Data records
:::
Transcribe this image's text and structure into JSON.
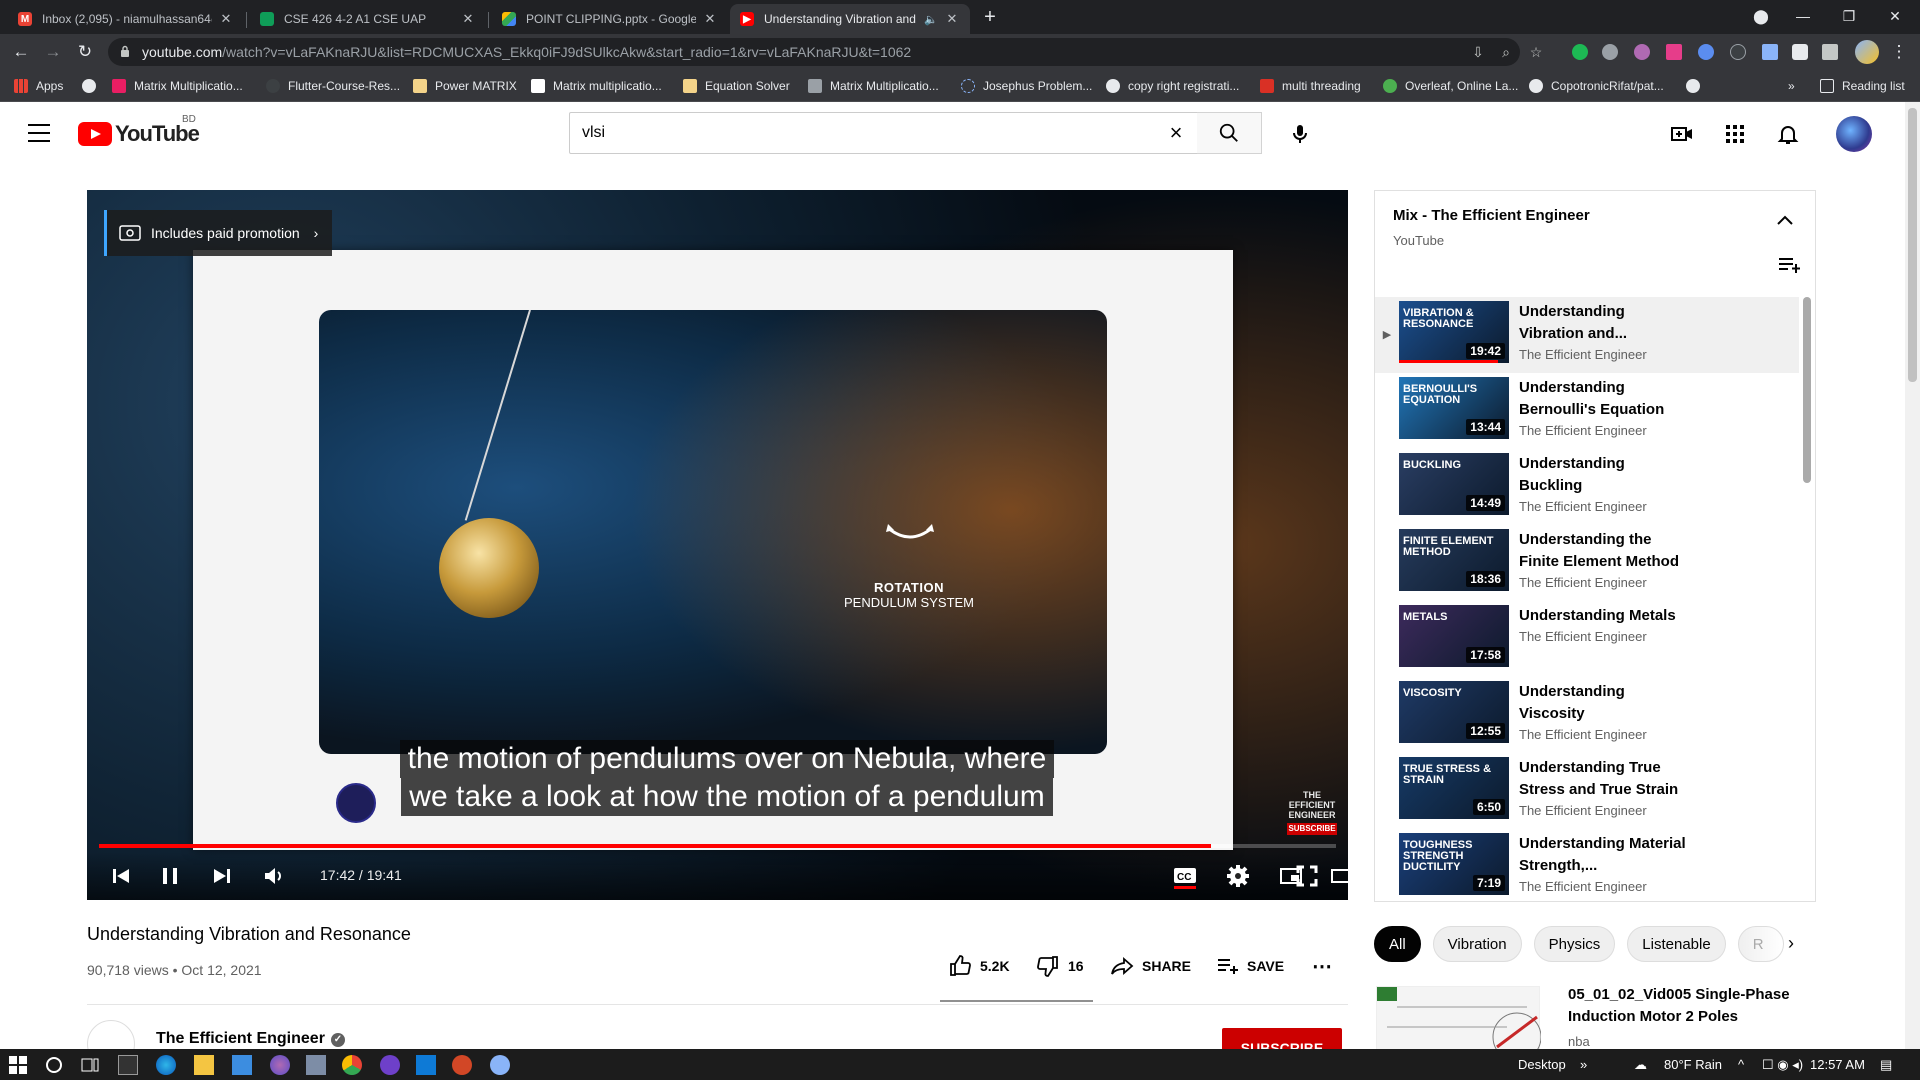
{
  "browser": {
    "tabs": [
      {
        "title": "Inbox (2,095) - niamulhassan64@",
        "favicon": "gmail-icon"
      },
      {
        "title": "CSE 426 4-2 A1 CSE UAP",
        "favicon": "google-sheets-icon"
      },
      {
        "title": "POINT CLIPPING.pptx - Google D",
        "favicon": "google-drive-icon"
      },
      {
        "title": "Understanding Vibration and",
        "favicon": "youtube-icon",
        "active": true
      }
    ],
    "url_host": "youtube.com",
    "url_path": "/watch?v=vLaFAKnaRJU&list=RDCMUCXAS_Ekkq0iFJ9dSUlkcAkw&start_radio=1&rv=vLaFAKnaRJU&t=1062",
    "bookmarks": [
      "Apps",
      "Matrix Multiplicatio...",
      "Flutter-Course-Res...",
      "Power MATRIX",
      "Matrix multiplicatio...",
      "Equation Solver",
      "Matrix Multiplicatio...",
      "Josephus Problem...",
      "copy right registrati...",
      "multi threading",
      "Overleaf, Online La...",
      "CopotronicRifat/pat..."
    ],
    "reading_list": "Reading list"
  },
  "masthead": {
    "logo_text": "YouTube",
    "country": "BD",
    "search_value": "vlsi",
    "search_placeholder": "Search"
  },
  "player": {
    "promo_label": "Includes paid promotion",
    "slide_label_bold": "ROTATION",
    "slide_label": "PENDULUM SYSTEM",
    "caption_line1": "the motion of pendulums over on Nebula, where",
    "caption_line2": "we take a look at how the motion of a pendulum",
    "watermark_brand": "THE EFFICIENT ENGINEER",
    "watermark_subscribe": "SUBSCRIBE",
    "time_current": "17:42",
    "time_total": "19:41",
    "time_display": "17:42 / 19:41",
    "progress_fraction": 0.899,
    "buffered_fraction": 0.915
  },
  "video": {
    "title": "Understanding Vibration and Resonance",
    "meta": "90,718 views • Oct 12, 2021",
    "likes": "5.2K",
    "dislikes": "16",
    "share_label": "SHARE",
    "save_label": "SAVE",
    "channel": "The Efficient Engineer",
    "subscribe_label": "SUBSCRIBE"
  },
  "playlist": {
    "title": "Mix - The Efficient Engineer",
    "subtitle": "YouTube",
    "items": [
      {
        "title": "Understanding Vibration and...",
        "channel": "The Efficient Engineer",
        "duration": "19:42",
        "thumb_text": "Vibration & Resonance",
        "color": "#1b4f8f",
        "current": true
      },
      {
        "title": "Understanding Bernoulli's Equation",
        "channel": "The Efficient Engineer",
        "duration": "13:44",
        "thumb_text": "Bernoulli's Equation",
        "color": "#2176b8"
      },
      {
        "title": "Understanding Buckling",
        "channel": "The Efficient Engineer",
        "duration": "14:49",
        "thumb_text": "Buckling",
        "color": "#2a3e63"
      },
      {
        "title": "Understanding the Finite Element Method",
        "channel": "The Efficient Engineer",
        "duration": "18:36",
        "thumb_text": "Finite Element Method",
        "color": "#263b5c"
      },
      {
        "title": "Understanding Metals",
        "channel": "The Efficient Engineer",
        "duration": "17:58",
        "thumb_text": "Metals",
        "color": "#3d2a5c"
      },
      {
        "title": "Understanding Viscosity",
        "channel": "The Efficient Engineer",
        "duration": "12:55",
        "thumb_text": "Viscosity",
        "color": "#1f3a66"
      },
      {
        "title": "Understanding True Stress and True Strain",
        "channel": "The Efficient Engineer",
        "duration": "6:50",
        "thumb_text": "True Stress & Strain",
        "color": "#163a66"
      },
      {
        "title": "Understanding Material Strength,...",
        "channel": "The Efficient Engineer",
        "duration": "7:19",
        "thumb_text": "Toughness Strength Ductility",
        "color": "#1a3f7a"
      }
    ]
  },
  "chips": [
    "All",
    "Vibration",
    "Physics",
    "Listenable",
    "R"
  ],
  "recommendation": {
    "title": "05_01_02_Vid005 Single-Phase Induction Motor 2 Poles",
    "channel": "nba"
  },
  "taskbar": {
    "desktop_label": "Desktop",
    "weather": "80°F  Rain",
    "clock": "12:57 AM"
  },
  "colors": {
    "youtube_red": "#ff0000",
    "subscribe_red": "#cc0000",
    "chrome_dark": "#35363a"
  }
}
:::
> **Given instruction**: Go through the listing above and write it out again exactly, dropping the pictures.

> **The completed task**:
Transcribe this image's text and structure into JSON.
{
  "browser": {
    "tabs": [
      {
        "title": "Inbox (2,095) - niamulhassan64@",
        "favicon": "gmail-icon"
      },
      {
        "title": "CSE 426 4-2 A1 CSE UAP",
        "favicon": "google-sheets-icon"
      },
      {
        "title": "POINT CLIPPING.pptx - Google D",
        "favicon": "google-drive-icon"
      },
      {
        "title": "Understanding Vibration and",
        "favicon": "youtube-icon",
        "active": true
      }
    ],
    "url_host": "youtube.com",
    "url_path": "/watch?v=vLaFAKnaRJU&list=RDCMUCXAS_Ekkq0iFJ9dSUlkcAkw&start_radio=1&rv=vLaFAKnaRJU&t=1062",
    "bookmarks": [
      "Apps",
      "Matrix Multiplicatio...",
      "Flutter-Course-Res...",
      "Power MATRIX",
      "Matrix multiplicatio...",
      "Equation Solver",
      "Matrix Multiplicatio...",
      "Josephus Problem...",
      "copy right registrati...",
      "multi threading",
      "Overleaf, Online La...",
      "CopotronicRifat/pat..."
    ],
    "reading_list": "Reading list"
  },
  "masthead": {
    "logo_text": "YouTube",
    "country": "BD",
    "search_value": "vlsi",
    "search_placeholder": "Search"
  },
  "player": {
    "promo_label": "Includes paid promotion",
    "slide_label_bold": "ROTATION",
    "slide_label": "PENDULUM SYSTEM",
    "caption_line1": "the motion of pendulums over on Nebula, where",
    "caption_line2": "we take a look at how the motion of a pendulum",
    "watermark_brand": "THE EFFICIENT ENGINEER",
    "watermark_subscribe": "SUBSCRIBE",
    "time_current": "17:42",
    "time_total": "19:41",
    "time_display": "17:42 / 19:41",
    "progress_fraction": 0.899,
    "buffered_fraction": 0.915
  },
  "video": {
    "title": "Understanding Vibration and Resonance",
    "meta": "90,718 views • Oct 12, 2021",
    "likes": "5.2K",
    "dislikes": "16",
    "share_label": "SHARE",
    "save_label": "SAVE",
    "channel": "The Efficient Engineer",
    "subscribe_label": "SUBSCRIBE"
  },
  "playlist": {
    "title": "Mix - The Efficient Engineer",
    "subtitle": "YouTube",
    "items": [
      {
        "title": "Understanding Vibration and...",
        "channel": "The Efficient Engineer",
        "duration": "19:42",
        "thumb_text": "Vibration & Resonance",
        "color": "#1b4f8f",
        "current": true
      },
      {
        "title": "Understanding Bernoulli's Equation",
        "channel": "The Efficient Engineer",
        "duration": "13:44",
        "thumb_text": "Bernoulli's Equation",
        "color": "#2176b8"
      },
      {
        "title": "Understanding Buckling",
        "channel": "The Efficient Engineer",
        "duration": "14:49",
        "thumb_text": "Buckling",
        "color": "#2a3e63"
      },
      {
        "title": "Understanding the Finite Element Method",
        "channel": "The Efficient Engineer",
        "duration": "18:36",
        "thumb_text": "Finite Element Method",
        "color": "#263b5c"
      },
      {
        "title": "Understanding Metals",
        "channel": "The Efficient Engineer",
        "duration": "17:58",
        "thumb_text": "Metals",
        "color": "#3d2a5c"
      },
      {
        "title": "Understanding Viscosity",
        "channel": "The Efficient Engineer",
        "duration": "12:55",
        "thumb_text": "Viscosity",
        "color": "#1f3a66"
      },
      {
        "title": "Understanding True Stress and True Strain",
        "channel": "The Efficient Engineer",
        "duration": "6:50",
        "thumb_text": "True Stress & Strain",
        "color": "#163a66"
      },
      {
        "title": "Understanding Material Strength,...",
        "channel": "The Efficient Engineer",
        "duration": "7:19",
        "thumb_text": "Toughness Strength Ductility",
        "color": "#1a3f7a"
      }
    ]
  },
  "chips": [
    "All",
    "Vibration",
    "Physics",
    "Listenable",
    "R"
  ],
  "recommendation": {
    "title": "05_01_02_Vid005 Single-Phase Induction Motor 2 Poles",
    "channel": "nba"
  },
  "taskbar": {
    "desktop_label": "Desktop",
    "weather": "80°F  Rain",
    "clock": "12:57 AM"
  },
  "colors": {
    "youtube_red": "#ff0000",
    "subscribe_red": "#cc0000",
    "chrome_dark": "#35363a"
  }
}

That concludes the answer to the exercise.